Goal: Report all lines holding "δράσεων".
BEGIN Dataset
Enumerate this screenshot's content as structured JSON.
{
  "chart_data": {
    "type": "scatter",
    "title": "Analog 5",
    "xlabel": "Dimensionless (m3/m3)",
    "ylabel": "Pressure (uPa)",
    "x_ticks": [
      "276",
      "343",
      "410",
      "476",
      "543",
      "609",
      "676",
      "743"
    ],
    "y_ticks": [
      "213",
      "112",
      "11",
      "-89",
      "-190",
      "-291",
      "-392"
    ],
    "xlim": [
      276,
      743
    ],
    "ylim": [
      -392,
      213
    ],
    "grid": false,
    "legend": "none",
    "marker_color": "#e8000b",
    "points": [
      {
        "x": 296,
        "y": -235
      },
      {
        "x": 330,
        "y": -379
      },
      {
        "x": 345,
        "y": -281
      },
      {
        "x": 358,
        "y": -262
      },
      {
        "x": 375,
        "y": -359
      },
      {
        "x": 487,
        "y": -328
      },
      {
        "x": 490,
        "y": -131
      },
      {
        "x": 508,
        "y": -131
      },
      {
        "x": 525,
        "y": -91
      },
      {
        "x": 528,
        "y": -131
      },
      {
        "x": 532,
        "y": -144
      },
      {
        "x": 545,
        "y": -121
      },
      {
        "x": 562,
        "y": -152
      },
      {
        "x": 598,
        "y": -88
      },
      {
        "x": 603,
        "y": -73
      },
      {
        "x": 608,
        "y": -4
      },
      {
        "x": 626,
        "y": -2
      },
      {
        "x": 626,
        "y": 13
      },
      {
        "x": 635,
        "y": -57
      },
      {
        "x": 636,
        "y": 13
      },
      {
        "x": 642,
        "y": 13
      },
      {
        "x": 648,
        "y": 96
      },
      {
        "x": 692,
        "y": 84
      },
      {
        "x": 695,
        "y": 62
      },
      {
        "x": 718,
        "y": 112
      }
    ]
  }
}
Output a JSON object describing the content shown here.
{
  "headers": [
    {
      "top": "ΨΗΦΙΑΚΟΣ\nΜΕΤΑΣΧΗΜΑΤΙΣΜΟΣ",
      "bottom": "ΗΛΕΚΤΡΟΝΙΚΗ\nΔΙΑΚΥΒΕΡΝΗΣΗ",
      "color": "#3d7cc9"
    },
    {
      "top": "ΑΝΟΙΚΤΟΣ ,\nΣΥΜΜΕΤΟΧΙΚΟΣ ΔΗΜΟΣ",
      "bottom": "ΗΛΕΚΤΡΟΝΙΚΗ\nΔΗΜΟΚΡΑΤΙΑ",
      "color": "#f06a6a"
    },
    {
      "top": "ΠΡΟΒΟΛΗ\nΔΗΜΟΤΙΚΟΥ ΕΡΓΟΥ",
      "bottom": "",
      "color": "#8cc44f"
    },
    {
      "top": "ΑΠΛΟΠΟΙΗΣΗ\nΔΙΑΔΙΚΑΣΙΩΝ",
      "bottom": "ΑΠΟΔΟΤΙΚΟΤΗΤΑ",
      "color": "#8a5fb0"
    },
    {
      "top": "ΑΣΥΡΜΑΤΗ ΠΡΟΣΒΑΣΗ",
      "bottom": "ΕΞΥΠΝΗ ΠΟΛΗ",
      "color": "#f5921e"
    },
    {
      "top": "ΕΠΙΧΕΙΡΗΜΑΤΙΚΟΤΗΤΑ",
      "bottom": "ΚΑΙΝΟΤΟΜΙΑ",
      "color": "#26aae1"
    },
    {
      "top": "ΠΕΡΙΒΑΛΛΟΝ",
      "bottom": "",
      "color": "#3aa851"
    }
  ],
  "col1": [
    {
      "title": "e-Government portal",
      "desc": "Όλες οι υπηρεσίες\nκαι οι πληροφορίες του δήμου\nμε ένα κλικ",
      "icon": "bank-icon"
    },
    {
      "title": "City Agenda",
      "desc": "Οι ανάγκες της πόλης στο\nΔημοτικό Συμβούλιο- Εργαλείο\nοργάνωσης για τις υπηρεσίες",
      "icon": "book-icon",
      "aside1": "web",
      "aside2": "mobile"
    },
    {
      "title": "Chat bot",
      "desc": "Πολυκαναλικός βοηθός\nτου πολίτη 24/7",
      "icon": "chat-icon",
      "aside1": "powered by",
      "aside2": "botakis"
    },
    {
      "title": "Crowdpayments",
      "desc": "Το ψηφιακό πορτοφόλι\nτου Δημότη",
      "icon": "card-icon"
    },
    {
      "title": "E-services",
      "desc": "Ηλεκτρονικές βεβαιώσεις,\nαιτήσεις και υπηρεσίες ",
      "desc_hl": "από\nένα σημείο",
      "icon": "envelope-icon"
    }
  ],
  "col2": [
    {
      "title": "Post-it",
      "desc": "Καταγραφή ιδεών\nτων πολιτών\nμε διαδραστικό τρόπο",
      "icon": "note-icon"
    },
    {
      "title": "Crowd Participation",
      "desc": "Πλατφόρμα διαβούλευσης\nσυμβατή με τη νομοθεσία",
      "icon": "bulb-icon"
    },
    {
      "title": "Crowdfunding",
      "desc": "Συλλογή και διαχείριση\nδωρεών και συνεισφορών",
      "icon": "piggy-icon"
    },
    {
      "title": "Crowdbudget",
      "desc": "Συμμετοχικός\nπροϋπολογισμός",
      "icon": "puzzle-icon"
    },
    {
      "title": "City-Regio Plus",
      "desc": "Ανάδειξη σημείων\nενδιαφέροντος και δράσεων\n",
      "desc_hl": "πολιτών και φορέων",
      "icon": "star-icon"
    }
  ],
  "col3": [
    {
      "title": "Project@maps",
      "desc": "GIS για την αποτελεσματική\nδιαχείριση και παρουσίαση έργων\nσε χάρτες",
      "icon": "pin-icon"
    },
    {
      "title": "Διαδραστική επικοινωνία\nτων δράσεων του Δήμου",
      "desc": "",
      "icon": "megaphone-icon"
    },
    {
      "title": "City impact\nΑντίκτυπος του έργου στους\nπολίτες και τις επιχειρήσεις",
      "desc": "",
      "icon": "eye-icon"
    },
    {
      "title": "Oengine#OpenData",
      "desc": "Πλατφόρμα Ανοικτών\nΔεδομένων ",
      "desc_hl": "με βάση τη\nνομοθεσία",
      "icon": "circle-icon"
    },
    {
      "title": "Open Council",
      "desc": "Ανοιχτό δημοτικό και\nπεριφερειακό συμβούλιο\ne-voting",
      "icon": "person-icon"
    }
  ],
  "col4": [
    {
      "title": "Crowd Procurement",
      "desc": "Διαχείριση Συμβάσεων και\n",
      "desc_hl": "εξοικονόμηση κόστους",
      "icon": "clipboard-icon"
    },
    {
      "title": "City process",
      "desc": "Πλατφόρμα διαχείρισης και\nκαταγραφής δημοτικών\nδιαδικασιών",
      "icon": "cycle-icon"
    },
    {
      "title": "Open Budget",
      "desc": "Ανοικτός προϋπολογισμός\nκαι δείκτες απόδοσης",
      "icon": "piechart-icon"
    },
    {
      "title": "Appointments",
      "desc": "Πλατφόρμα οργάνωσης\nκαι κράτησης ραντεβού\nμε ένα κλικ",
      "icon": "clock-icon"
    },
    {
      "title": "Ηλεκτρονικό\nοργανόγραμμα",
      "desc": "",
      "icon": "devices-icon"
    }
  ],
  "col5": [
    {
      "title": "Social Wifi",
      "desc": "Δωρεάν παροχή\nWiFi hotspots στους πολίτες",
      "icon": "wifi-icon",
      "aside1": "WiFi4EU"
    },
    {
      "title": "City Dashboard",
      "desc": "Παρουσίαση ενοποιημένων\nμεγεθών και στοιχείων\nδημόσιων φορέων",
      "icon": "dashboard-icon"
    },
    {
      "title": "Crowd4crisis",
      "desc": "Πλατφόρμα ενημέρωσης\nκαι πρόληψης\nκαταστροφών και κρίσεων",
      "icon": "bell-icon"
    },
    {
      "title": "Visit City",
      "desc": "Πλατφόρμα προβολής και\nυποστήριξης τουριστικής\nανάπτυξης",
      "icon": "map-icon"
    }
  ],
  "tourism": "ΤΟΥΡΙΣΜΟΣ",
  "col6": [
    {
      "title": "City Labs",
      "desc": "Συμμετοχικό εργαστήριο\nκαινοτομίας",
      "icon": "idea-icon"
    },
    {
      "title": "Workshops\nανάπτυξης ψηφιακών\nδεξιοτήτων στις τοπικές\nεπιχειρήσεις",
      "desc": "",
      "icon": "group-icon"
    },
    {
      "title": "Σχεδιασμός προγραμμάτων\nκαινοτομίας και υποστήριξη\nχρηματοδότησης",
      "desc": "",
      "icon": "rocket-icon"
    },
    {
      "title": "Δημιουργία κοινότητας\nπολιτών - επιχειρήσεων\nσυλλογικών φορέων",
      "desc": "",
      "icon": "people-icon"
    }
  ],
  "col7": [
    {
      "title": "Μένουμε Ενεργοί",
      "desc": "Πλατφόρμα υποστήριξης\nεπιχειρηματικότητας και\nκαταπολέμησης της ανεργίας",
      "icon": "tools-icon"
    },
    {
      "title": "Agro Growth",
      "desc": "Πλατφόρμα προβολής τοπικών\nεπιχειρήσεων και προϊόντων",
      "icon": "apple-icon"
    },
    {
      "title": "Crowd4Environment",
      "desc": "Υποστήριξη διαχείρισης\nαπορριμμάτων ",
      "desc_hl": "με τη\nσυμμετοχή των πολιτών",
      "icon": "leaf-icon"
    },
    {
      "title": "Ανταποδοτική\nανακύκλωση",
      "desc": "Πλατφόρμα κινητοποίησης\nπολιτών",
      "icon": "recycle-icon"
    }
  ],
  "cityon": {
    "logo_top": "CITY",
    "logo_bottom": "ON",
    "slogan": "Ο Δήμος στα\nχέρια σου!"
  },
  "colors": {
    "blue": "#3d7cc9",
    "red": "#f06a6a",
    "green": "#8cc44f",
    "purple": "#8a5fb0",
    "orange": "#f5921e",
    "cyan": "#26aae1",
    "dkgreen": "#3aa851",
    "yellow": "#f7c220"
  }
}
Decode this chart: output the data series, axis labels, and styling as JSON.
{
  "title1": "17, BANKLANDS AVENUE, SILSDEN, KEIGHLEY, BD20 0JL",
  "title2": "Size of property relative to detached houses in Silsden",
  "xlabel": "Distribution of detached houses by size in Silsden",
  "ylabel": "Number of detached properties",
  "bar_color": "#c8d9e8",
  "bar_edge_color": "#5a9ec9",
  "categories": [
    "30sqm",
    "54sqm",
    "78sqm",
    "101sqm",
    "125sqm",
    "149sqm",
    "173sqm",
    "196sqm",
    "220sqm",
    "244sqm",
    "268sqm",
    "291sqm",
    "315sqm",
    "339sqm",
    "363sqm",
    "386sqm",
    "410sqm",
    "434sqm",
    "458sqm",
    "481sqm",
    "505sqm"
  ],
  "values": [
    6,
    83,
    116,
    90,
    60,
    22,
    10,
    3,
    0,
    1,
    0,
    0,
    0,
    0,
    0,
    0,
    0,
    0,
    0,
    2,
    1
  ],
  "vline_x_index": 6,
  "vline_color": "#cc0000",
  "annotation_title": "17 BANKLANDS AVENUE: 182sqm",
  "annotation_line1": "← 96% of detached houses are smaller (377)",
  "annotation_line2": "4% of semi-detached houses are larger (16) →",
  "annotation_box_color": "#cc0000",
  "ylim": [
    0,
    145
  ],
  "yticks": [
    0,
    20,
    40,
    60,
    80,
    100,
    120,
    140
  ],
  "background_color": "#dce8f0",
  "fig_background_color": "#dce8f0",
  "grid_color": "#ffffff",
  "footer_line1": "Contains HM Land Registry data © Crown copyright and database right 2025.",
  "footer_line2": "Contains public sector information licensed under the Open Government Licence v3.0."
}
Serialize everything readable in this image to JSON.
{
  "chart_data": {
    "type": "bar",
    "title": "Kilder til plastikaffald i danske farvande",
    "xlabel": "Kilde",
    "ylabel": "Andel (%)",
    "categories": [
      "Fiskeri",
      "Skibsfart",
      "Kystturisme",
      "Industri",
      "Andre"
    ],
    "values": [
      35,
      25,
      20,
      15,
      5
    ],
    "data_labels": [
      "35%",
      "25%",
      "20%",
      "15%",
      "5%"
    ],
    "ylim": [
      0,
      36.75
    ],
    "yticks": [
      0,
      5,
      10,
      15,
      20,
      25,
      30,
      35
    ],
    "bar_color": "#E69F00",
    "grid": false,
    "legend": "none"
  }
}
END Dataset
Solution for this task:
      "desc": "Ανάδειξη σημείων\nενδιαφέροντος και δράσεων\n",
      "title": "Διαδραστική επικοινωνία\nτων δράσεων του Δήμου",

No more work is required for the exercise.